SET TASK — Write every record out again exactly as given.

Records contained in a dataset:
Begin
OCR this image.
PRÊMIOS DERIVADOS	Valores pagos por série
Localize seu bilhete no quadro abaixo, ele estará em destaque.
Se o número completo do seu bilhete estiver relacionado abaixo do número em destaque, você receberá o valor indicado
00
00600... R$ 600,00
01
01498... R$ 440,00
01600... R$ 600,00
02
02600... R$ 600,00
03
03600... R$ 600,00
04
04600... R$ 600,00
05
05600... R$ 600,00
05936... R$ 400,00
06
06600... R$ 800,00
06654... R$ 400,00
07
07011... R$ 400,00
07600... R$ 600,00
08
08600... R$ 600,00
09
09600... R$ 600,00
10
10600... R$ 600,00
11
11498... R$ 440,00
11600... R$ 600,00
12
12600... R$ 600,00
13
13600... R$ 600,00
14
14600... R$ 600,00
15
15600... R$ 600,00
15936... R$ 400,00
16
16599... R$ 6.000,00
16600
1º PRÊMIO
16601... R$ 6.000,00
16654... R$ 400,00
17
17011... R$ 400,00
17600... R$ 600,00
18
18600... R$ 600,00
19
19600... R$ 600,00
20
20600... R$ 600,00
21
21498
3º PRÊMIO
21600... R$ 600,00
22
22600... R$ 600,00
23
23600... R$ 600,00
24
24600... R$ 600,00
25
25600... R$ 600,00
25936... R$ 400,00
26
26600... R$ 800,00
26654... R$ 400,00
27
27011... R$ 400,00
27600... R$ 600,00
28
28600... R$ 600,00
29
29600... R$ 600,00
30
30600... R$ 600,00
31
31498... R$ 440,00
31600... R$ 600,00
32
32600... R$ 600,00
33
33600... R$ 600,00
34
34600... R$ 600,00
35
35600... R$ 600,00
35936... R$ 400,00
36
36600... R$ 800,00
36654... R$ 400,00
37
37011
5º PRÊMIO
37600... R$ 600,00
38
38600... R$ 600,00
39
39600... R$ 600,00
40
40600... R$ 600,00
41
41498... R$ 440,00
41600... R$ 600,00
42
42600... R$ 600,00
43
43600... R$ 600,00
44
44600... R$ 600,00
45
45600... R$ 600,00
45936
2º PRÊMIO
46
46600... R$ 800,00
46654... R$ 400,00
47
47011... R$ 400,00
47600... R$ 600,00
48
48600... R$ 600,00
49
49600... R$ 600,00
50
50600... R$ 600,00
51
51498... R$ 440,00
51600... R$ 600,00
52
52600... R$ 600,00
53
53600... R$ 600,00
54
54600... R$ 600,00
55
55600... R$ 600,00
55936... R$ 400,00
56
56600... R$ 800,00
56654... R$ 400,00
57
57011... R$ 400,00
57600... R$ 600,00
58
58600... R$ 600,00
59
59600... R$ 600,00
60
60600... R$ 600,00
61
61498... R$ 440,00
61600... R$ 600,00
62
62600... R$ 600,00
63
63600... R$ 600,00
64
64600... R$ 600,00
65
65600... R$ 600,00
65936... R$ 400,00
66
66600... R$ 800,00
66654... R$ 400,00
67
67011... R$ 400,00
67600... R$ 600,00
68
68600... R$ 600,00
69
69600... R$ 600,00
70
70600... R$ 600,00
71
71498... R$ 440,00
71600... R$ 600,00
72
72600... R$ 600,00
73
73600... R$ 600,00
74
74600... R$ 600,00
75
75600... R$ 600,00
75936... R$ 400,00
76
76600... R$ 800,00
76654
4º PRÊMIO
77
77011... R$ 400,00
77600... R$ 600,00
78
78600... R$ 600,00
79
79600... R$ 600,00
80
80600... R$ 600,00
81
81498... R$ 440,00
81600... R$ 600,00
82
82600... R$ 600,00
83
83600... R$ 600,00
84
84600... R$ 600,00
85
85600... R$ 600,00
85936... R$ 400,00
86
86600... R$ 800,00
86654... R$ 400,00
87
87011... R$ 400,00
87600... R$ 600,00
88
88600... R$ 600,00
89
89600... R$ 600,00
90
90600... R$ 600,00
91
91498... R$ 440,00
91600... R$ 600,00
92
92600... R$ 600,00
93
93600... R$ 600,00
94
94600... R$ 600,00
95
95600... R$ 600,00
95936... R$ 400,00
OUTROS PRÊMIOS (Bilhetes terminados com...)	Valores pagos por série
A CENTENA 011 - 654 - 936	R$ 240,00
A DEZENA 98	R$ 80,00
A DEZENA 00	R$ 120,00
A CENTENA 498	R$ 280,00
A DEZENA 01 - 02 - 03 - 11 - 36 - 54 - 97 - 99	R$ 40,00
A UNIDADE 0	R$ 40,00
End
ANSWER BELOW —
OCR this image.
PRÊMIOS DERIVADOS	Valores pagos por série
Localize seu bilhete no quadro abaixo, ele estará em destaque.
Se o número completo do seu bilhete estiver relacionado abaixo do número em destaque, você receberá o valor indicado
00
00600... R$ 600,00
01
01498... R$ 440,00
01600... R$ 600,00
02
02600... R$ 600,00
03
03600... R$ 600,00
04
04600... R$ 600,00
05
05600... R$ 600,00
05936... R$ 400,00
06
06600... R$ 800,00
06654... R$ 400,00
07
07011... R$ 400,00
07600... R$ 600,00
08
08600... R$ 600,00
09
09600... R$ 600,00
10
10600... R$ 600,00
11
11498... R$ 440,00
11600... R$ 600,00
12
12600... R$ 600,00
13
13600... R$ 600,00
14
14600... R$ 600,00
15
15600... R$ 600,00
15936... R$ 400,00
16
16599... R$ 6.000,00
16600
1º PRÊMIO
16601... R$ 6.000,00
16654... R$ 400,00
17
17011... R$ 400,00
17600... R$ 600,00
18
18600... R$ 600,00
19
19600... R$ 600,00
20
20600... R$ 600,00
21
21498
3º PRÊMIO
21600... R$ 600,00
22
22600... R$ 600,00
23
23600... R$ 600,00
24
24600... R$ 600,00
25
25600... R$ 600,00
25936... R$ 400,00
26
26600... R$ 800,00
26654... R$ 400,00
27
27011... R$ 400,00
27600... R$ 600,00
28
28600... R$ 600,00
29
29600... R$ 600,00
30
30600... R$ 600,00
31
31498... R$ 440,00
31600... R$ 600,00
32
32600... R$ 600,00
33
33600... R$ 600,00
34
34600... R$ 600,00
35
35600... R$ 600,00
35936... R$ 400,00
36
36600... R$ 800,00
36654... R$ 400,00
37
37011
5º PRÊMIO
37600... R$ 600,00
38
38600... R$ 600,00
39
39600... R$ 600,00
40
40600... R$ 600,00
41
41498... R$ 440,00
41600... R$ 600,00
42
42600... R$ 600,00
43
43600... R$ 600,00
44
44600... R$ 600,00
45
45600... R$ 600,00
45936
2º PRÊMIO
46
46600... R$ 800,00
46654... R$ 400,00
47
47011... R$ 400,00
47600... R$ 600,00
48
48600... R$ 600,00
49
49600... R$ 600,00
50
50600... R$ 600,00
51
51498... R$ 440,00
51600... R$ 600,00
52
52600... R$ 600,00
53
53600... R$ 600,00
54
54600... R$ 600,00
55
55600... R$ 600,00
55936... R$ 400,00
56
56600... R$ 800,00
56654... R$ 400,00
57
57011... R$ 400,00
57600... R$ 600,00
58
58600... R$ 600,00
59
59600... R$ 600,00
60
60600... R$ 600,00
61
61498... R$ 440,00
61600... R$ 600,00
62
62600... R$ 600,00
63
63600... R$ 600,00
64
64600... R$ 600,00
65
65600... R$ 600,00
65936... R$ 400,00
66
66600... R$ 800,00
66654... R$ 400,00
67
67011... R$ 400,00
67600... R$ 600,00
68
68600... R$ 600,00
69
69600... R$ 600,00
70
70600... R$ 600,00
71
71498... R$ 440,00
71600... R$ 600,00
72
72600... R$ 600,00
73
73600... R$ 600,00
74
74600... R$ 600,00
75
75600... R$ 600,00
75936... R$ 400,00
76
76600... R$ 800,00
76654
4º PRÊMIO
77
77011... R$ 400,00
77600... R$ 600,00
78
78600... R$ 600,00
79
79600... R$ 600,00
80
80600... R$ 600,00
81
81498... R$ 440,00
81600... R$ 600,00
82
82600... R$ 600,00
83
83600... R$ 600,00
84
84600... R$ 600,00
85
85600... R$ 600,00
85936... R$ 400,00
86
86600... R$ 800,00
86654... R$ 400,00
87
87011... R$ 400,00
87600... R$ 600,00
88
88600... R$ 600,00
89
89600... R$ 600,00
90
90600... R$ 600,00
91
91498... R$ 440,00
91600... R$ 600,00
92
92600... R$ 600,00
93
93600... R$ 600,00
94
94600... R$ 600,00
95
95600... R$ 600,00
95936... R$ 400,00
OUTROS PRÊMIOS (Bilhetes terminados com...)	Valores pagos por série
A CENTENA 011 - 654 - 936	R$ 240,00
A DEZENA 98	R$ 80,00
A DEZENA 00	R$ 120,00
A CENTENA 498	R$ 280,00
A DEZENA 01 - 02 - 03 - 11 - 36 - 54 - 97 - 99	R$ 40,00
A UNIDADE 0	R$ 40,00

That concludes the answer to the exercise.